[Extracted records]

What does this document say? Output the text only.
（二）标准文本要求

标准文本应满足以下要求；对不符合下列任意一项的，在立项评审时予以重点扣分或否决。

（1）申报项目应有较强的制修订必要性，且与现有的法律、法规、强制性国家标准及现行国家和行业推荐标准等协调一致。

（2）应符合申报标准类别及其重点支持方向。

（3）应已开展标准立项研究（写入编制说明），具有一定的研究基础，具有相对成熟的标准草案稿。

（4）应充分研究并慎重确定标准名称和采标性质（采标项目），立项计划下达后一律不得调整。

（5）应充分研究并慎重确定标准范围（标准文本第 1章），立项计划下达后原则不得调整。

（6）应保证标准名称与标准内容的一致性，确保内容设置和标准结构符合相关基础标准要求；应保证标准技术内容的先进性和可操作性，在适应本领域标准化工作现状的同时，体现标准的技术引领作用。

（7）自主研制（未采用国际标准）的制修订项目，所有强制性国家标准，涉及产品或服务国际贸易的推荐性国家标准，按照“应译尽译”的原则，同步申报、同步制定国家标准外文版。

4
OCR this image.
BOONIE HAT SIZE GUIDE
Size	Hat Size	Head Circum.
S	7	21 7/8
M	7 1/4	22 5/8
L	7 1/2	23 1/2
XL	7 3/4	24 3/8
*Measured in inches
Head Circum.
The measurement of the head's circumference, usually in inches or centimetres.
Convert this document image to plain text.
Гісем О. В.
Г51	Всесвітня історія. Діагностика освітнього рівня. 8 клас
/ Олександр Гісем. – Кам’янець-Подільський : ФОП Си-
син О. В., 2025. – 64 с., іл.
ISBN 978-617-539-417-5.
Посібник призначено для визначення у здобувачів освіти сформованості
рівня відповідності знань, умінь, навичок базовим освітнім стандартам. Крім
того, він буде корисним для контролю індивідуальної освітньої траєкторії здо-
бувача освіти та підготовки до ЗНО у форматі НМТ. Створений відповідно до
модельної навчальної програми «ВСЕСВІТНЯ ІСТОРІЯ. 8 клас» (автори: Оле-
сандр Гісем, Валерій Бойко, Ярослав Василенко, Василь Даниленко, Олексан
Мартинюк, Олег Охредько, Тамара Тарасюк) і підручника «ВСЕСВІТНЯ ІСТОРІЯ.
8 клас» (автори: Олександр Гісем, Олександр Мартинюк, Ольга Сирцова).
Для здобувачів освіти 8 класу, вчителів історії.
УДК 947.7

_What is asked_: Take the lines above and retype all of them exactly.

_Reply_:
What does this document say? Output the text only.
（二）标准文本要求

标准文本应满足以下要求；对不符合下列任意一项的，在立项评审时予以重点扣分或否决。

（1）申报项目应有较强的制修订必要性，且与现有的法律、法规、强制性国家标准及现行国家和行业推荐标准等协调一致。

（2）应符合申报标准类别及其重点支持方向。

（3）应已开展标准立项研究（写入编制说明），具有一定的研究基础，具有相对成熟的标准草案稿。

（4）应充分研究并慎重确定标准名称和采标性质（采标项目），立项计划下达后一律不得调整。

（5）应充分研究并慎重确定标准范围（标准文本第 1章），立项计划下达后原则不得调整。

（6）应保证标准名称与标准内容的一致性，确保内容设置和标准结构符合相关基础标准要求；应保证标准技术内容的先进性和可操作性，在适应本领域标准化工作现状的同时，体现标准的技术引领作用。

（7）自主研制（未采用国际标准）的制修订项目，所有强制性国家标准，涉及产品或服务国际贸易的推荐性国家标准，按照“应译尽译”的原则，同步申报、同步制定国家标准外文版。

4
OCR this image.
BOONIE HAT SIZE GUIDE
Size	Hat Size	Head Circum.
S	7	21 7/8
M	7 1/4	22 5/8
L	7 1/2	23 1/2
XL	7 3/4	24 3/8
*Measured in inches
Head Circum.
The measurement of the head's circumference, usually in inches or centimetres.
Convert this document image to plain text.
Гісем О. В.
Г51	Всесвітня історія. Діагностика освітнього рівня. 8 клас
/ Олександр Гісем. – Кам’янець-Подільський : ФОП Си-
син О. В., 2025. – 64 с., іл.
ISBN 978-617-539-417-5.
Посібник призначено для визначення у здобувачів освіти сформованості
рівня відповідності знань, умінь, навичок базовим освітнім стандартам. Крім
того, він буде корисним для контролю індивідуальної освітньої траєкторії здо-
бувача освіти та підготовки до ЗНО у форматі НМТ. Створений відповідно до
модельної навчальної програми «ВСЕСВІТНЯ ІСТОРІЯ. 8 клас» (автори: Оле-
сандр Гісем, Валерій Бойко, Ярослав Василенко, Василь Даниленко, Олексан
Мартинюк, Олег Охредько, Тамара Тарасюк) і підручника «ВСЕСВІТНЯ ІСТОРІЯ.
8 клас» (автори: Олександр Гісем, Олександр Мартинюк, Ольга Сирцова).
Для здобувачів освіти 8 класу, вчителів історії.
УДК 947.7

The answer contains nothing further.